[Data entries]
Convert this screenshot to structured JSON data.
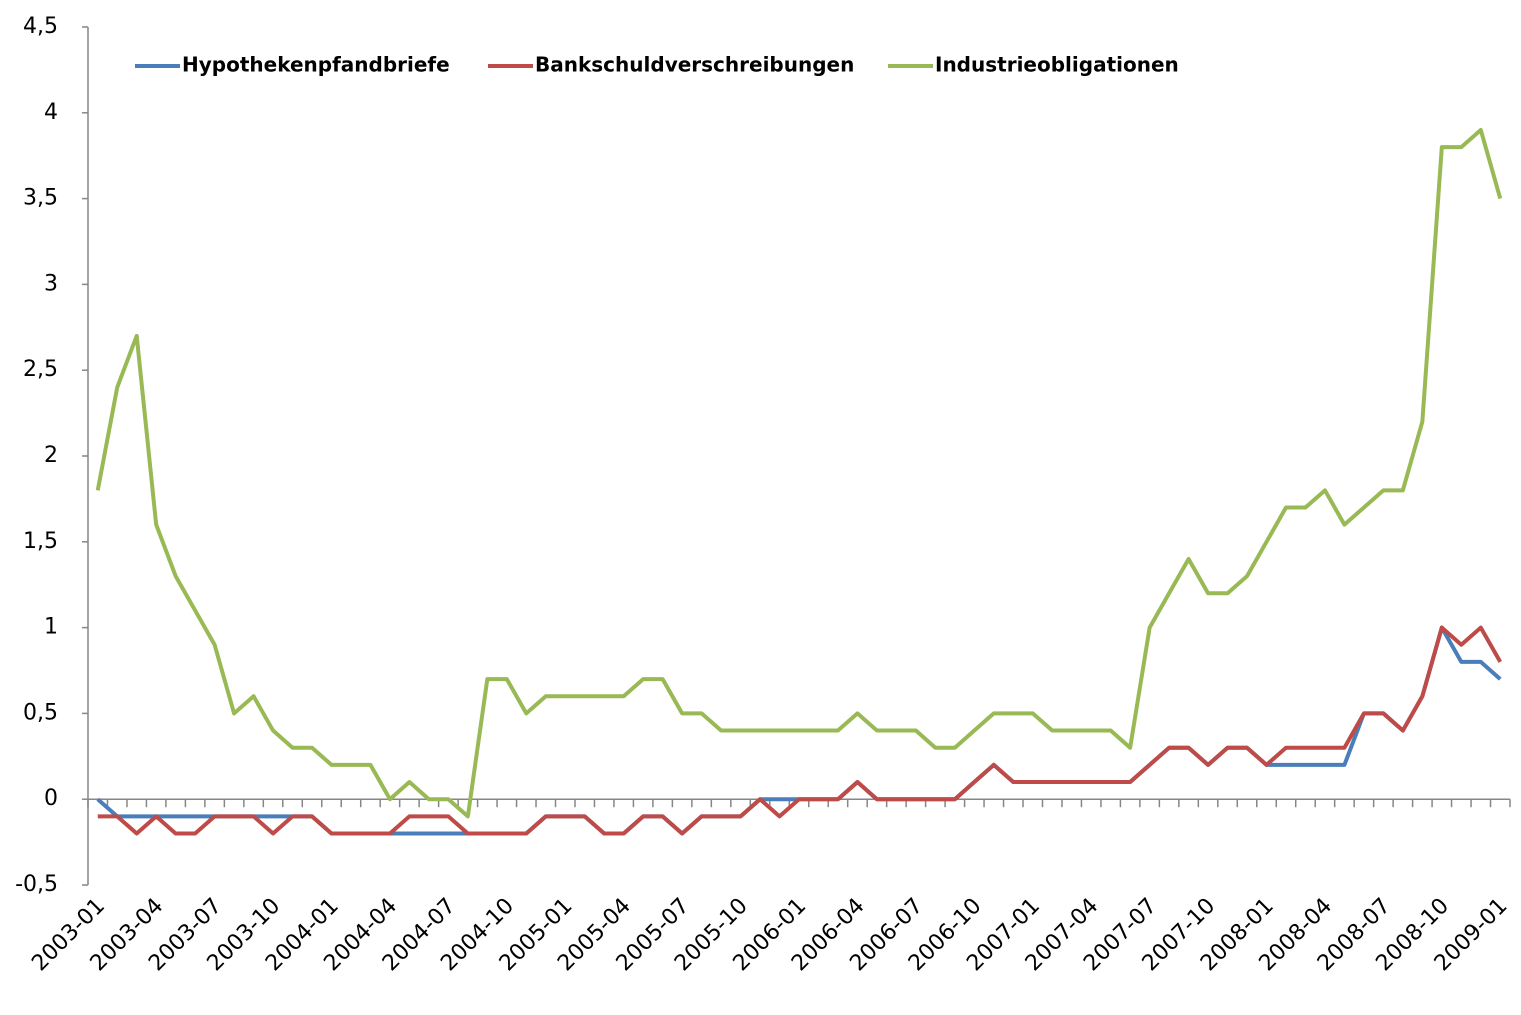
{
  "chart_data": {
    "type": "line",
    "categories": [
      "2003-01",
      null,
      null,
      "2003-04",
      null,
      null,
      "2003-07",
      null,
      null,
      "2003-10",
      null,
      null,
      "2004-01",
      null,
      null,
      "2004-04",
      null,
      null,
      "2004-07",
      null,
      null,
      "2004-10",
      null,
      null,
      "2005-01",
      null,
      null,
      "2005-04",
      null,
      null,
      "2005-07",
      null,
      null,
      "2005-10",
      null,
      null,
      "2006-01",
      null,
      null,
      "2006-04",
      null,
      null,
      "2006-07",
      null,
      null,
      "2006-10",
      null,
      null,
      "2007-01",
      null,
      null,
      "2007-04",
      null,
      null,
      "2007-07",
      null,
      null,
      "2007-10",
      null,
      null,
      "2008-01",
      null,
      null,
      "2008-04",
      null,
      null,
      "2008-07",
      null,
      null,
      "2008-10",
      null,
      null,
      "2009-01"
    ],
    "series": [
      {
        "name": "Hypothekenpfandbriefe",
        "color": "#4a7ebb",
        "values": [
          0,
          -0.1,
          -0.1,
          -0.1,
          -0.1,
          -0.1,
          -0.1,
          -0.1,
          -0.1,
          -0.1,
          -0.1,
          -0.1,
          -0.2,
          -0.2,
          -0.2,
          -0.2,
          -0.2,
          -0.2,
          -0.2,
          -0.2,
          -0.2,
          -0.2,
          -0.2,
          -0.1,
          -0.1,
          -0.1,
          -0.2,
          -0.2,
          -0.1,
          -0.1,
          -0.2,
          -0.1,
          -0.1,
          -0.1,
          0,
          0,
          0,
          0,
          0,
          0.1,
          0,
          0,
          0,
          0,
          0,
          0.1,
          0.2,
          0.1,
          0.1,
          0.1,
          0.1,
          0.1,
          0.1,
          0.1,
          0.2,
          0.3,
          0.3,
          0.2,
          0.3,
          0.3,
          0.2,
          0.2,
          0.2,
          0.2,
          0.2,
          0.5,
          0.5,
          0.4,
          0.6,
          1.0,
          0.8,
          0.8,
          0.7
        ]
      },
      {
        "name": "Bankschuldverschreibungen",
        "color": "#be4b48",
        "values": [
          -0.1,
          -0.1,
          -0.2,
          -0.1,
          -0.2,
          -0.2,
          -0.1,
          -0.1,
          -0.1,
          -0.2,
          -0.1,
          -0.1,
          -0.2,
          -0.2,
          -0.2,
          -0.2,
          -0.1,
          -0.1,
          -0.1,
          -0.2,
          -0.2,
          -0.2,
          -0.2,
          -0.1,
          -0.1,
          -0.1,
          -0.2,
          -0.2,
          -0.1,
          -0.1,
          -0.2,
          -0.1,
          -0.1,
          -0.1,
          0,
          -0.1,
          0,
          0,
          0,
          0.1,
          0,
          0,
          0,
          0,
          0,
          0.1,
          0.2,
          0.1,
          0.1,
          0.1,
          0.1,
          0.1,
          0.1,
          0.1,
          0.2,
          0.3,
          0.3,
          0.2,
          0.3,
          0.3,
          0.2,
          0.3,
          0.3,
          0.3,
          0.3,
          0.5,
          0.5,
          0.4,
          0.6,
          1.0,
          0.9,
          1.0,
          0.8
        ]
      },
      {
        "name": "Industrieobligationen",
        "color": "#98b954",
        "values": [
          1.8,
          2.4,
          2.7,
          1.6,
          1.3,
          1.1,
          0.9,
          0.5,
          0.6,
          0.4,
          0.3,
          0.3,
          0.2,
          0.2,
          0.2,
          0,
          0.1,
          0,
          0,
          -0.1,
          0.7,
          0.7,
          0.5,
          0.6,
          0.6,
          0.6,
          0.6,
          0.6,
          0.7,
          0.7,
          0.5,
          0.5,
          0.4,
          0.4,
          0.4,
          0.4,
          0.4,
          0.4,
          0.4,
          0.5,
          0.4,
          0.4,
          0.4,
          0.3,
          0.3,
          0.4,
          0.5,
          0.5,
          0.5,
          0.4,
          0.4,
          0.4,
          0.4,
          0.3,
          1.0,
          1.2,
          1.4,
          1.2,
          1.2,
          1.3,
          1.5,
          1.7,
          1.7,
          1.8,
          1.6,
          1.7,
          1.8,
          1.8,
          2.2,
          3.8,
          3.8,
          3.9,
          3.5
        ]
      }
    ],
    "ylim": [
      -0.5,
      4.5
    ],
    "yticks": [
      {
        "value": -0.5,
        "label": "-0,5"
      },
      0,
      {
        "value": 0.5,
        "label": "0,5"
      },
      1,
      {
        "value": 1.5,
        "label": "1,5"
      },
      2,
      {
        "value": 2.5,
        "label": "2,5"
      },
      3,
      {
        "value": 3.5,
        "label": "3,5"
      },
      4,
      {
        "value": 4.5,
        "label": "4,5"
      }
    ],
    "legend": "top",
    "grid": false
  }
}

OBJECTIVE ->
Each line above is to be copied verbatim. Drop any image from the copy.

EXERCISE OUTPUT ->
Convert this screenshot to structured JSON data.
{
  "chart_data": {
    "type": "line",
    "categories": [
      "2003-01",
      null,
      null,
      "2003-04",
      null,
      null,
      "2003-07",
      null,
      null,
      "2003-10",
      null,
      null,
      "2004-01",
      null,
      null,
      "2004-04",
      null,
      null,
      "2004-07",
      null,
      null,
      "2004-10",
      null,
      null,
      "2005-01",
      null,
      null,
      "2005-04",
      null,
      null,
      "2005-07",
      null,
      null,
      "2005-10",
      null,
      null,
      "2006-01",
      null,
      null,
      "2006-04",
      null,
      null,
      "2006-07",
      null,
      null,
      "2006-10",
      null,
      null,
      "2007-01",
      null,
      null,
      "2007-04",
      null,
      null,
      "2007-07",
      null,
      null,
      "2007-10",
      null,
      null,
      "2008-01",
      null,
      null,
      "2008-04",
      null,
      null,
      "2008-07",
      null,
      null,
      "2008-10",
      null,
      null,
      "2009-01"
    ],
    "series": [
      {
        "name": "Hypothekenpfandbriefe",
        "color": "#4a7ebb",
        "values": [
          0,
          -0.1,
          -0.1,
          -0.1,
          -0.1,
          -0.1,
          -0.1,
          -0.1,
          -0.1,
          -0.1,
          -0.1,
          -0.1,
          -0.2,
          -0.2,
          -0.2,
          -0.2,
          -0.2,
          -0.2,
          -0.2,
          -0.2,
          -0.2,
          -0.2,
          -0.2,
          -0.1,
          -0.1,
          -0.1,
          -0.2,
          -0.2,
          -0.1,
          -0.1,
          -0.2,
          -0.1,
          -0.1,
          -0.1,
          0,
          0,
          0,
          0,
          0,
          0.1,
          0,
          0,
          0,
          0,
          0,
          0.1,
          0.2,
          0.1,
          0.1,
          0.1,
          0.1,
          0.1,
          0.1,
          0.1,
          0.2,
          0.3,
          0.3,
          0.2,
          0.3,
          0.3,
          0.2,
          0.2,
          0.2,
          0.2,
          0.2,
          0.5,
          0.5,
          0.4,
          0.6,
          1.0,
          0.8,
          0.8,
          0.7
        ]
      },
      {
        "name": "Bankschuldverschreibungen",
        "color": "#be4b48",
        "values": [
          -0.1,
          -0.1,
          -0.2,
          -0.1,
          -0.2,
          -0.2,
          -0.1,
          -0.1,
          -0.1,
          -0.2,
          -0.1,
          -0.1,
          -0.2,
          -0.2,
          -0.2,
          -0.2,
          -0.1,
          -0.1,
          -0.1,
          -0.2,
          -0.2,
          -0.2,
          -0.2,
          -0.1,
          -0.1,
          -0.1,
          -0.2,
          -0.2,
          -0.1,
          -0.1,
          -0.2,
          -0.1,
          -0.1,
          -0.1,
          0,
          -0.1,
          0,
          0,
          0,
          0.1,
          0,
          0,
          0,
          0,
          0,
          0.1,
          0.2,
          0.1,
          0.1,
          0.1,
          0.1,
          0.1,
          0.1,
          0.1,
          0.2,
          0.3,
          0.3,
          0.2,
          0.3,
          0.3,
          0.2,
          0.3,
          0.3,
          0.3,
          0.3,
          0.5,
          0.5,
          0.4,
          0.6,
          1.0,
          0.9,
          1.0,
          0.8
        ]
      },
      {
        "name": "Industrieobligationen",
        "color": "#98b954",
        "values": [
          1.8,
          2.4,
          2.7,
          1.6,
          1.3,
          1.1,
          0.9,
          0.5,
          0.6,
          0.4,
          0.3,
          0.3,
          0.2,
          0.2,
          0.2,
          0,
          0.1,
          0,
          0,
          -0.1,
          0.7,
          0.7,
          0.5,
          0.6,
          0.6,
          0.6,
          0.6,
          0.6,
          0.7,
          0.7,
          0.5,
          0.5,
          0.4,
          0.4,
          0.4,
          0.4,
          0.4,
          0.4,
          0.4,
          0.5,
          0.4,
          0.4,
          0.4,
          0.3,
          0.3,
          0.4,
          0.5,
          0.5,
          0.5,
          0.4,
          0.4,
          0.4,
          0.4,
          0.3,
          1.0,
          1.2,
          1.4,
          1.2,
          1.2,
          1.3,
          1.5,
          1.7,
          1.7,
          1.8,
          1.6,
          1.7,
          1.8,
          1.8,
          2.2,
          3.8,
          3.8,
          3.9,
          3.5
        ]
      }
    ],
    "ylim": [
      -0.5,
      4.5
    ],
    "yticks": [
      {
        "value": -0.5,
        "label": "-0,5"
      },
      0,
      {
        "value": 0.5,
        "label": "0,5"
      },
      1,
      {
        "value": 1.5,
        "label": "1,5"
      },
      2,
      {
        "value": 2.5,
        "label": "2,5"
      },
      3,
      {
        "value": 3.5,
        "label": "3,5"
      },
      4,
      {
        "value": 4.5,
        "label": "4,5"
      }
    ],
    "legend": "top",
    "grid": false
  }
}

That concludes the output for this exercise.